Cloud Technology has revolutionized the way businesses manage and process data. Previously, there was a high demand for hardware to store and manage data, but that comes with a cost and requires highly experienced people to manage it. Cloud computing alleviates these challenges by allowing users to access and pay for only the resources they need when they need them. 

One such example of Cloud Computing is the AWS Glue Catalog, which we will discuss today. Read along the blog to learn about the AWS Glue Catalog and the process of setting up your ETL pipeline!

What is AWS Glue Catalog?

AWS Glue Catalog is a centralized repository that stores data metadata and provides a unified interface for users to query, analyze, and search the data formats, schemas, and sources.

AWS Glue Catalog is a part of AWS Glue service, a fully managed ETL service, which acts as a persistent metadata store. It manages the data across AWS services like S3, Redshift, and databases like RDS. AWS Glue Catalog stores the metadata for both structured and unstructured data and provides a unified interface to view the information.

The key feature of the AWS Glue Catalog is that it streamlines data discovery. Using crawlers, it can automatically discover and register data from various sources and store information like table definitions, schemas, datatypes, and partitioning information in a centralized repository. This catalog can then be shared across many AWS services like Athena, Redshift Spectrum, and EMR.

Choose Hevo for no-code ETL

Hevo is the only real-time ELT platform that is both cost-effective and reliable. With more than 150+ plug-and-play integrations, Hevo simplifies your ELT jobs because of the following features:

  • In-flight Transformations: Transform your data within the pipeline using a drag-n-drop interface or python scripts.
  • Automated Schema Mapping: Automatically map Event Types and fields from your Source to the corresponding tables and columns in the Destination
  • Easy Integration: Connect Google Sheets to Snowflake in just 2 Steps without any coding.

Find out why Hevo is rated 4.3 on G2 and join 2000+ happy customers who vouch on Hevo’s no code pipelines.

Get Started with Hevo for Free

Key Features of AWS Glue Catalog

  • Automatic Schema Discovery: AWS Glue Data Catalog Crawler is an amazing feature that crawls through various data sources and discovers the metadata automatically. This helps in creating data schemas, understanding data types, and managing data, especially when dealing with large and diverse datasets.
  • Central Metadata Repository: The AWS Glue Data Catalog acts as a centralized metadata store that enables easy access and management of data schemas, table definitions, and other metadata. This centralization of the repository helps in maintaining data consistency and governance.

**Source excerpt**

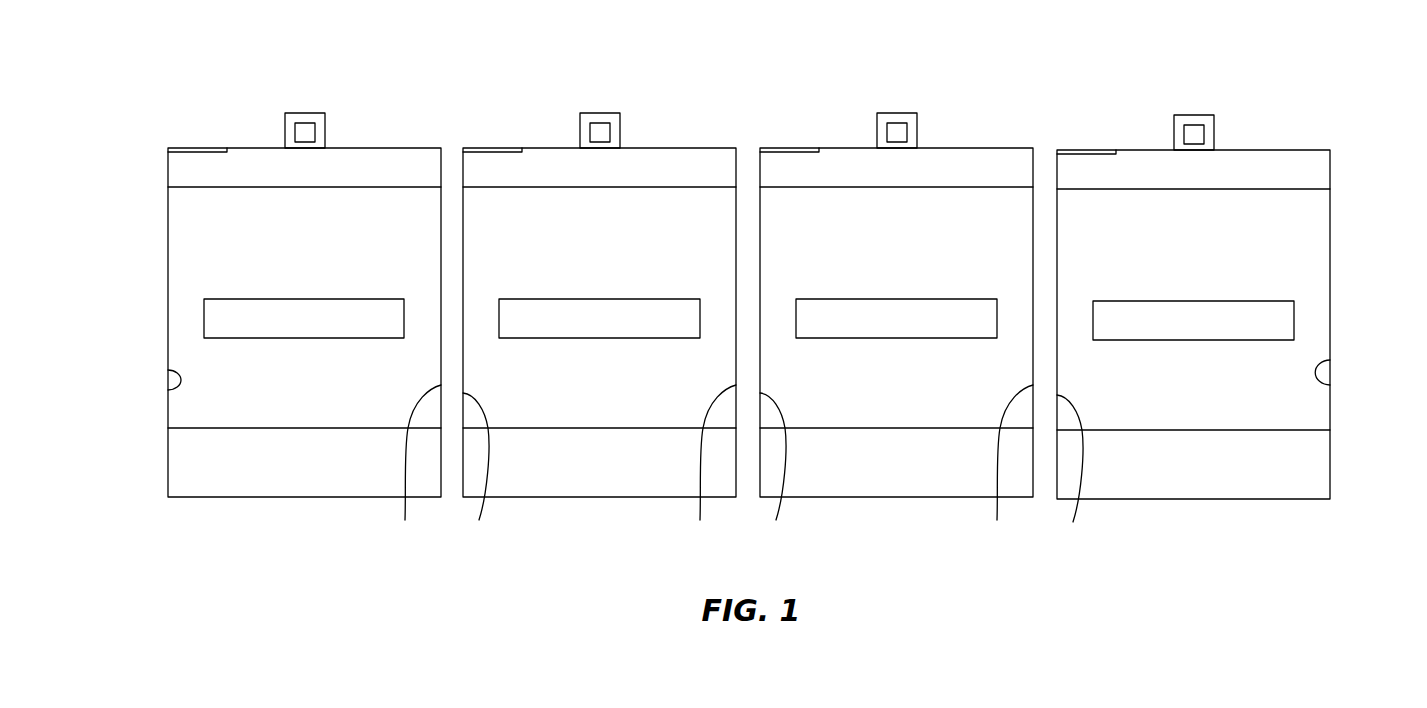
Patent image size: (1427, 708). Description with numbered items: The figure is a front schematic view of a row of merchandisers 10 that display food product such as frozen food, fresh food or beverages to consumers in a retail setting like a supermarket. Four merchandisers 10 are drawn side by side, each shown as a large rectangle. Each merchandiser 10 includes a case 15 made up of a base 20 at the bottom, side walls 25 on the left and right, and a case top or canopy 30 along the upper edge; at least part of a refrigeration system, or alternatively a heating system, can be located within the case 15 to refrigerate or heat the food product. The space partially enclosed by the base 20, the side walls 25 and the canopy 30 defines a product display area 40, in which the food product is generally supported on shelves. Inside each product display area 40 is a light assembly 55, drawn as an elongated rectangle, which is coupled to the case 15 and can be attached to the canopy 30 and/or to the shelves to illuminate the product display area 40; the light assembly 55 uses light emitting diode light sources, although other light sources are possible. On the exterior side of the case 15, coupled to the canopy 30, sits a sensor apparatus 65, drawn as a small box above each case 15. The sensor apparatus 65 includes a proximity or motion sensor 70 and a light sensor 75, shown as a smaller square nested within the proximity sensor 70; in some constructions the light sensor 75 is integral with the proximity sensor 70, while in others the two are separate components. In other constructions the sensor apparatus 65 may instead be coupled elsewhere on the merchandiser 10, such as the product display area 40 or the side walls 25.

**Complete the following**
(1) Can you copy everything from "Choose Hevo for" down to "no code pipelines." in the AWS Glue Catalog article, replacing "drag-n-drop" with "drag-and-drop"?
(2) Could you extend the AWS Glue Catalog article past its final sentence?
None of the lines play any role here.

**Solved tasks**
(1)
Choose Hevo for no-code ETL

Hevo is the only real-time ELT platform that is both cost-effective and reliable. With more than 150+ plug-and-play integrations, Hevo simplifies your ELT jobs because of the following features:

  • In-flight Transformations: Transform your data within the pipeline using a drag-and-drop interface or python scripts.
  • Automated Schema Mapping: Automatically map Event Types and fields from your Source to the corresponding tables and columns in the Destination
  • Easy Integration: Connect Google Sheets to Snowflake in just 2 Steps without any coding.

Find out why Hevo is rated 4.3 on G2 and join 2000+ happy customers who vouch on Hevo’s no code pipelines.

(2)
  • Schema Versioning: AWS Glue has a serverless feature called AWS Glue Schema Registry that manages schema versioning. This feature keeps track of schema changes happened over time and it ensures that correct data transformations are applied to the dataset as and when they evolve.
  • Integration with AWS Services: The AWS Glue Data Catalog integrates seamlessly with other AWS services like Amazon Athena, Redshift Spectrum, and EMR, enabling efficient data querying and analysis. This integration provides a unified view of data across different services and environments.
  • Partition Indexing and Optimization: Partitioning the data improves query performance and tool efficiency. By indexing the partition key, data retrieval and processing can be faster. 
  • Security and Access Control: AWS Glue uses AWS IAM policies to secure and encrypt data in transit and in rest. These security features allow users to protect sensitive data according to organizational policies.

Core Components of AWS Glue Catalog

  • Databases: Databases are the logical containers that hold table information. They are managed by the AWS IAM policies that help control user access. Databases help organize data and serve as a namespace for tables. 
  • Tables: Tables are the smallest entity in the Database. They hold information about the data, such as schema, column name, data type, partition information, and location. Services like ETL, Glue Job, and RDS use this information to locate the data and perform queries for analysis.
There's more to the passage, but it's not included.